[Items from a figure collection]

□ □ □ □

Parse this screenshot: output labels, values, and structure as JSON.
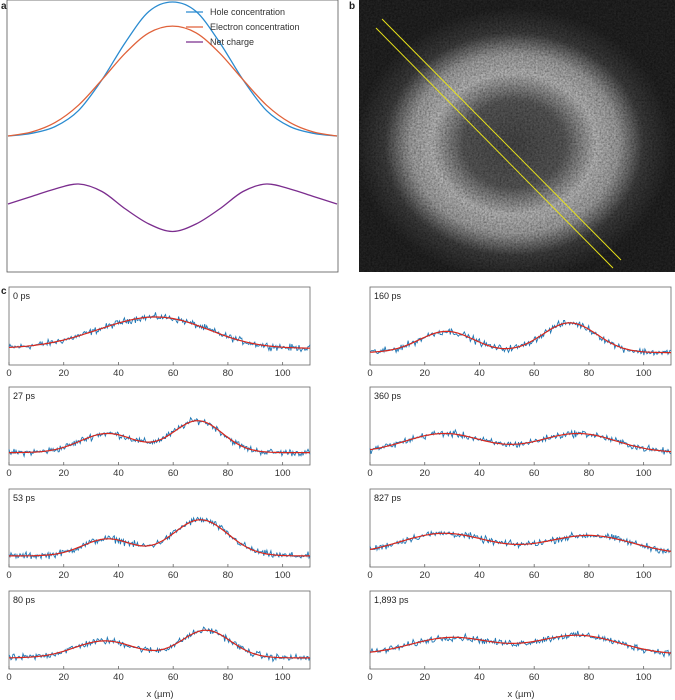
{
  "panel_labels": {
    "a": "a",
    "b": "b",
    "c": "c"
  },
  "colors": {
    "hole": "#2a8bd0",
    "electron": "#e0623a",
    "net": "#7b2d8e",
    "noisy": "#1f77b4",
    "fit": "#d9261c",
    "guide": "#e8e21a"
  },
  "chart_data": [
    {
      "type": "line",
      "panel": "a",
      "grid": false,
      "legend": "top-right",
      "series": [
        {
          "name": "Hole concentration",
          "values": [
            0,
            0.02,
            0.07,
            0.19,
            0.42,
            0.7,
            0.93,
            1.0,
            0.93,
            0.7,
            0.42,
            0.19,
            0.07,
            0.02,
            0
          ]
        },
        {
          "name": "Electron concentration",
          "values": [
            0,
            0.03,
            0.1,
            0.23,
            0.42,
            0.62,
            0.77,
            0.82,
            0.77,
            0.62,
            0.42,
            0.23,
            0.1,
            0.03,
            0
          ]
        },
        {
          "name": "Net charge",
          "values": [
            0,
            0.03,
            0.06,
            0.08,
            0.05,
            -0.02,
            -0.08,
            -0.11,
            -0.08,
            -0.02,
            0.05,
            0.08,
            0.06,
            0.03,
            0
          ]
        }
      ]
    },
    {
      "type": "line",
      "panel": "c",
      "xlabel": "x (µm)",
      "xlim": [
        0,
        110
      ],
      "xticks": [
        0,
        20,
        40,
        60,
        80,
        100
      ],
      "xticklabels": [
        "0",
        "20",
        "40",
        "60",
        "80",
        "100"
      ],
      "grid": false,
      "subplots": [
        {
          "label": "0 ps",
          "peaks": [
            [
              44,
              0.45,
              18
            ],
            [
              62,
              0.4,
              16
            ]
          ],
          "base": 0.25
        },
        {
          "label": "27 ps",
          "peaks": [
            [
              36,
              0.45,
              10
            ],
            [
              69,
              0.75,
              9
            ]
          ],
          "base": 0.15
        },
        {
          "label": "53 ps",
          "peaks": [
            [
              36,
              0.4,
              9
            ],
            [
              70,
              0.85,
              10
            ]
          ],
          "base": 0.12
        },
        {
          "label": "80 ps",
          "peaks": [
            [
              35,
              0.4,
              11
            ],
            [
              72,
              0.65,
              9
            ]
          ],
          "base": 0.12
        },
        {
          "label": "160 ps",
          "peaks": [
            [
              28,
              0.5,
              10
            ],
            [
              73,
              0.7,
              10
            ]
          ],
          "base": 0.15
        },
        {
          "label": "360 ps",
          "peaks": [
            [
              27,
              0.45,
              14
            ],
            [
              76,
              0.45,
              14
            ]
          ],
          "base": 0.15
        },
        {
          "label": "827 ps",
          "peaks": [
            [
              27,
              0.5,
              16
            ],
            [
              80,
              0.45,
              16
            ]
          ],
          "base": 0.15
        },
        {
          "label": "1,893 ps",
          "peaks": [
            [
              30,
              0.4,
              15
            ],
            [
              76,
              0.45,
              15
            ]
          ],
          "base": 0.2
        }
      ]
    }
  ]
}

□ □ □ □

▸ **Exercise instructions**: Quote every record above exactly, omitting any pictures they contain.

▸ **Exercise solution**:
Parse this screenshot: output labels, values, and structure as JSON.
{
  "panel_labels": {
    "a": "a",
    "b": "b",
    "c": "c"
  },
  "colors": {
    "hole": "#2a8bd0",
    "electron": "#e0623a",
    "net": "#7b2d8e",
    "noisy": "#1f77b4",
    "fit": "#d9261c",
    "guide": "#e8e21a"
  },
  "chart_data": [
    {
      "type": "line",
      "panel": "a",
      "grid": false,
      "legend": "top-right",
      "series": [
        {
          "name": "Hole concentration",
          "values": [
            0,
            0.02,
            0.07,
            0.19,
            0.42,
            0.7,
            0.93,
            1.0,
            0.93,
            0.7,
            0.42,
            0.19,
            0.07,
            0.02,
            0
          ]
        },
        {
          "name": "Electron concentration",
          "values": [
            0,
            0.03,
            0.1,
            0.23,
            0.42,
            0.62,
            0.77,
            0.82,
            0.77,
            0.62,
            0.42,
            0.23,
            0.1,
            0.03,
            0
          ]
        },
        {
          "name": "Net charge",
          "values": [
            0,
            0.03,
            0.06,
            0.08,
            0.05,
            -0.02,
            -0.08,
            -0.11,
            -0.08,
            -0.02,
            0.05,
            0.08,
            0.06,
            0.03,
            0
          ]
        }
      ]
    },
    {
      "type": "line",
      "panel": "c",
      "xlabel": "x (µm)",
      "xlim": [
        0,
        110
      ],
      "xticks": [
        0,
        20,
        40,
        60,
        80,
        100
      ],
      "xticklabels": [
        "0",
        "20",
        "40",
        "60",
        "80",
        "100"
      ],
      "grid": false,
      "subplots": [
        {
          "label": "0 ps",
          "peaks": [
            [
              44,
              0.45,
              18
            ],
            [
              62,
              0.4,
              16
            ]
          ],
          "base": 0.25
        },
        {
          "label": "27 ps",
          "peaks": [
            [
              36,
              0.45,
              10
            ],
            [
              69,
              0.75,
              9
            ]
          ],
          "base": 0.15
        },
        {
          "label": "53 ps",
          "peaks": [
            [
              36,
              0.4,
              9
            ],
            [
              70,
              0.85,
              10
            ]
          ],
          "base": 0.12
        },
        {
          "label": "80 ps",
          "peaks": [
            [
              35,
              0.4,
              11
            ],
            [
              72,
              0.65,
              9
            ]
          ],
          "base": 0.12
        },
        {
          "label": "160 ps",
          "peaks": [
            [
              28,
              0.5,
              10
            ],
            [
              73,
              0.7,
              10
            ]
          ],
          "base": 0.15
        },
        {
          "label": "360 ps",
          "peaks": [
            [
              27,
              0.45,
              14
            ],
            [
              76,
              0.45,
              14
            ]
          ],
          "base": 0.15
        },
        {
          "label": "827 ps",
          "peaks": [
            [
              27,
              0.5,
              16
            ],
            [
              80,
              0.45,
              16
            ]
          ],
          "base": 0.15
        },
        {
          "label": "1,893 ps",
          "peaks": [
            [
              30,
              0.4,
              15
            ],
            [
              76,
              0.45,
              15
            ]
          ],
          "base": 0.2
        }
      ]
    }
  ]
}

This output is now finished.